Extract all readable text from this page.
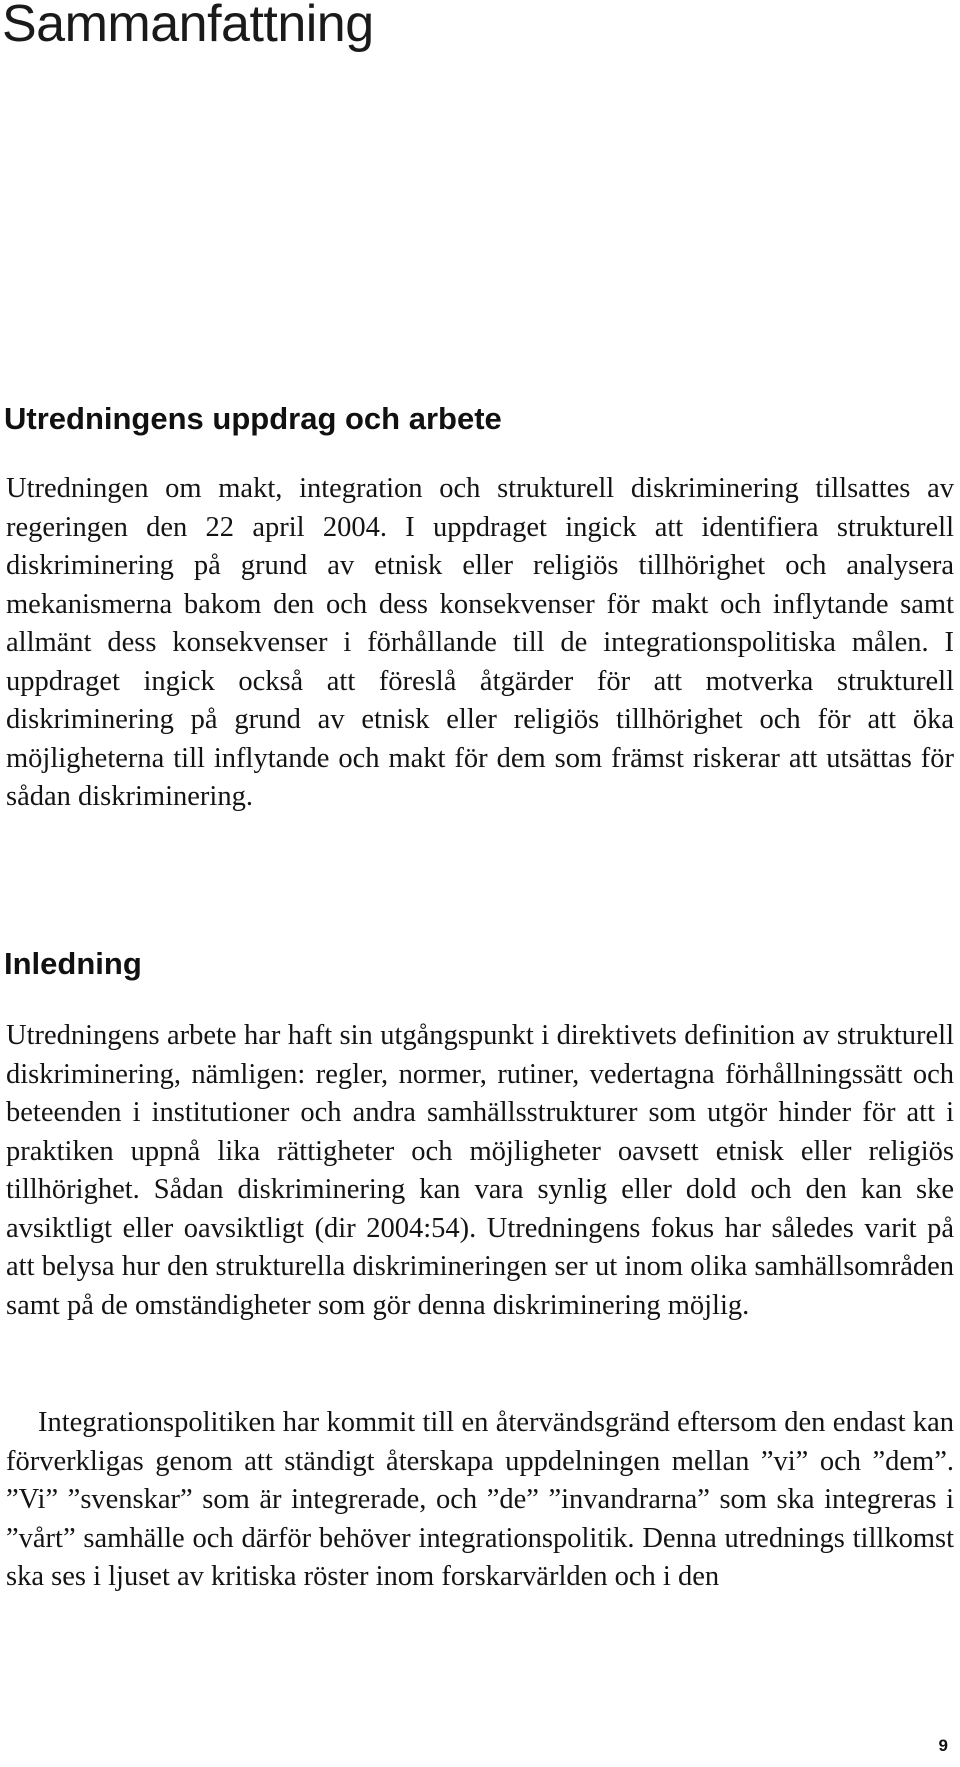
Sammanfattning
Utredningens uppdrag och arbete

Utredningen om makt, integration och strukturell diskriminering tillsattes av regeringen den 22 april 2004. I uppdraget ingick att identifiera strukturell diskriminering på grund av etnisk eller religiös tillhörighet och analysera mekanismerna bakom den och dess konsekvenser för makt och inflytande samt allmänt dess konsekvenser i förhållande till de integrationspolitiska målen. I uppdraget ingick också att föreslå åtgärder för att motverka strukturell diskriminering på grund av etnisk eller religiös tillhörighet och för att öka möjligheterna till inflytande och makt för dem som främst riskerar att utsättas för sådan diskriminering.

Inledning

Utredningens arbete har haft sin utgångspunkt i direktivets definition av strukturell diskriminering, nämligen: regler, normer, rutiner, vedertagna förhållningssätt och beteenden i institutioner och andra samhällsstrukturer som utgör hinder för att i praktiken uppnå lika rättigheter och möjligheter oavsett etnisk eller religiös tillhörighet. Sådan diskriminering kan vara synlig eller dold och den kan ske avsiktligt eller oavsiktligt (dir 2004:54). Utredningens fokus har således varit på att belysa hur den strukturella diskrimineringen ser ut inom olika samhällsområden samt på de omständigheter som gör denna diskriminering möjlig.

Integrationspolitiken har kommit till en återvändsgränd eftersom den endast kan förverkligas genom att ständigt återskapa uppdelningen mellan ”vi” och ”dem”. ”Vi” ”svenskar” som är integrerade, och ”de” ”invandrarna” som ska integreras i ”vårt” samhälle och därför behöver integrationspolitik. Denna utrednings tillkomst ska ses i ljuset av kritiska röster inom forskarvärlden och i den

9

# Work instruction
Output the full listing verbatim, but drop the images.

# Response
Extract all readable text from this page.
Sammanfattning
Utredningens uppdrag och arbete

Utredningen om makt, integration och strukturell diskriminering tillsattes av regeringen den 22 april 2004. I uppdraget ingick att identifiera strukturell diskriminering på grund av etnisk eller religiös tillhörighet och analysera mekanismerna bakom den och dess konsekvenser för makt och inflytande samt allmänt dess konsekvenser i förhållande till de integrationspolitiska målen. I uppdraget ingick också att föreslå åtgärder för att motverka strukturell diskriminering på grund av etnisk eller religiös tillhörighet och för att öka möjligheterna till inflytande och makt för dem som främst riskerar att utsättas för sådan diskriminering.

Inledning

Utredningens arbete har haft sin utgångspunkt i direktivets definition av strukturell diskriminering, nämligen: regler, normer, rutiner, vedertagna förhållningssätt och beteenden i institutioner och andra samhällsstrukturer som utgör hinder för att i praktiken uppnå lika rättigheter och möjligheter oavsett etnisk eller religiös tillhörighet. Sådan diskriminering kan vara synlig eller dold och den kan ske avsiktligt eller oavsiktligt (dir 2004:54). Utredningens fokus har således varit på att belysa hur den strukturella diskrimineringen ser ut inom olika samhällsområden samt på de omständigheter som gör denna diskriminering möjlig.

Integrationspolitiken har kommit till en återvändsgränd eftersom den endast kan förverkligas genom att ständigt återskapa uppdelningen mellan ”vi” och ”dem”. ”Vi” ”svenskar” som är integrerade, och ”de” ”invandrarna” som ska integreras i ”vårt” samhälle och därför behöver integrationspolitik. Denna utrednings tillkomst ska ses i ljuset av kritiska röster inom forskarvärlden och i den

9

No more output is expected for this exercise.